WORK ORDER:
Select the lines below containing the word "mRNA".

RECORDS TO PROCESS:
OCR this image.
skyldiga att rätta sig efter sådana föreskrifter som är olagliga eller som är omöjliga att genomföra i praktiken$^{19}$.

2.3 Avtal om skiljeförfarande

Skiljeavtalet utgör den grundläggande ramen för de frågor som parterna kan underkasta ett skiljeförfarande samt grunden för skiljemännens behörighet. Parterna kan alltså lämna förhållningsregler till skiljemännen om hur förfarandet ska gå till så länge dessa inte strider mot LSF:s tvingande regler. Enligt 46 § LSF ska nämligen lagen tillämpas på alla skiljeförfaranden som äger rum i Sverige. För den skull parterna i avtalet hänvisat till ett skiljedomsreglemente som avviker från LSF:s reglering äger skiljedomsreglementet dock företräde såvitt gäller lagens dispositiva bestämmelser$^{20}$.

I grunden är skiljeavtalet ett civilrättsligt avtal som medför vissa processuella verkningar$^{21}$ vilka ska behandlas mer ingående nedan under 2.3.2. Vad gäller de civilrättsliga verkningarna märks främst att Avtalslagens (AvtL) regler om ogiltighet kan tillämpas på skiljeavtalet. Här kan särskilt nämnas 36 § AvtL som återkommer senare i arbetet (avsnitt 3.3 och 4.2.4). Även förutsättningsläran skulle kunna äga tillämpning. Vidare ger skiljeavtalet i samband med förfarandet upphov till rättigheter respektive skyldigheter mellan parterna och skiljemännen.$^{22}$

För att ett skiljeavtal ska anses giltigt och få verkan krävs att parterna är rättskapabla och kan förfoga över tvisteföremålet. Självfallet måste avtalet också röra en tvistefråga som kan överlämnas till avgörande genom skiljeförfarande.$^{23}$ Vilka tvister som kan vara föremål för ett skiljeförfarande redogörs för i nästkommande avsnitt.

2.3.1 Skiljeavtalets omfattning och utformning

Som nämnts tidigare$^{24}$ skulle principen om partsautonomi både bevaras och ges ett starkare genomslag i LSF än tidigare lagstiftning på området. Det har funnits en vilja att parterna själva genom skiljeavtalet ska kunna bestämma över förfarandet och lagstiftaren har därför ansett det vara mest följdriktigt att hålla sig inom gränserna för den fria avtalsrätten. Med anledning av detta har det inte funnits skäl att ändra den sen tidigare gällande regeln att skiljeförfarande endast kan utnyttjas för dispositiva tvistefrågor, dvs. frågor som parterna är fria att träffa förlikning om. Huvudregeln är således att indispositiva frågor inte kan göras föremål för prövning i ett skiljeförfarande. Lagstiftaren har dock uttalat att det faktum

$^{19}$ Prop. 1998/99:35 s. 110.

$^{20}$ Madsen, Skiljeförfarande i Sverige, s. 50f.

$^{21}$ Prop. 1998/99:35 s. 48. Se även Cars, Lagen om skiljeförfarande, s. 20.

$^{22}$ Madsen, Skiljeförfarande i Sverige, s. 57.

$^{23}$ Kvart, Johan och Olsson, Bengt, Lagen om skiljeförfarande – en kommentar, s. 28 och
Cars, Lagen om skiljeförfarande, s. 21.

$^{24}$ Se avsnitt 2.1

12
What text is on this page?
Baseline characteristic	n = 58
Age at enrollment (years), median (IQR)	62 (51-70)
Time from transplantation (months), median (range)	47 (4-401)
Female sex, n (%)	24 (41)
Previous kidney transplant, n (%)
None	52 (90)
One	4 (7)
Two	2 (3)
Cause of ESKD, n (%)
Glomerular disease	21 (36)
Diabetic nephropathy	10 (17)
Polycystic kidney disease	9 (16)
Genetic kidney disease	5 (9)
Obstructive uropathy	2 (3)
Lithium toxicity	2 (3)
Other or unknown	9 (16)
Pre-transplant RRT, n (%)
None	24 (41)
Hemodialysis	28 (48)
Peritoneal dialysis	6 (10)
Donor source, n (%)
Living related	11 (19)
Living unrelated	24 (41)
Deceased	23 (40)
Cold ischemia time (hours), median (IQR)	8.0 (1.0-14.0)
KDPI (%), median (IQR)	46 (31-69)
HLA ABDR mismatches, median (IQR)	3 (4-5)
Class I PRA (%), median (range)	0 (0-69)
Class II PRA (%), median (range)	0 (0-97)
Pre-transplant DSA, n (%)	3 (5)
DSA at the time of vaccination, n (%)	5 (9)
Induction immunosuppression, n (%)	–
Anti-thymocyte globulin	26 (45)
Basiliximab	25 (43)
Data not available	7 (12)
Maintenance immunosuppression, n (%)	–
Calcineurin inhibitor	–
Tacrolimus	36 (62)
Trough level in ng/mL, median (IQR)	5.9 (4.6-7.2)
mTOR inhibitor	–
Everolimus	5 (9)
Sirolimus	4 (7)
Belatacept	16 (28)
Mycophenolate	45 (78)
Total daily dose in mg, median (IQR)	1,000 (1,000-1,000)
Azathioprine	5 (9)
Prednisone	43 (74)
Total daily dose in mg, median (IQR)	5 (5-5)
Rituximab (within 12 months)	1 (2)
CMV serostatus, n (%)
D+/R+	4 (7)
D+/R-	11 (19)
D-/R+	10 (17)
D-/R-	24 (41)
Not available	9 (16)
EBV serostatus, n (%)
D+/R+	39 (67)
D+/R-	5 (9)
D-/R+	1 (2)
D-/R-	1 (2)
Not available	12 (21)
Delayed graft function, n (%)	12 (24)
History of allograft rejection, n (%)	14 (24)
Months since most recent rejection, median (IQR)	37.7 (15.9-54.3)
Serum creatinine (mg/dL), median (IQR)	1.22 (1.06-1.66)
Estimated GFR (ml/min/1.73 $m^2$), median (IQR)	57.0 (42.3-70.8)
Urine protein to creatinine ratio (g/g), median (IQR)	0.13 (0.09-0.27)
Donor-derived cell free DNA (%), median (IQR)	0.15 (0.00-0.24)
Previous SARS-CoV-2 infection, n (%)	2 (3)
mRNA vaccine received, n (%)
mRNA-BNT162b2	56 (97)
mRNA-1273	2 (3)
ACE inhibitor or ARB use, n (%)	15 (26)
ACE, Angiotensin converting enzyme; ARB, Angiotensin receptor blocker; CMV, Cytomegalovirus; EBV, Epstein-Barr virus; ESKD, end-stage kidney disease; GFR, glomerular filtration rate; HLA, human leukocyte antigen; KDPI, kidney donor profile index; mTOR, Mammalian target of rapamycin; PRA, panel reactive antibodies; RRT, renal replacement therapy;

WRITTEN REPLY:
mRNA vaccine received, n (%)
mRNA-BNT162b2	56 (97)
mRNA-1273	2 (3)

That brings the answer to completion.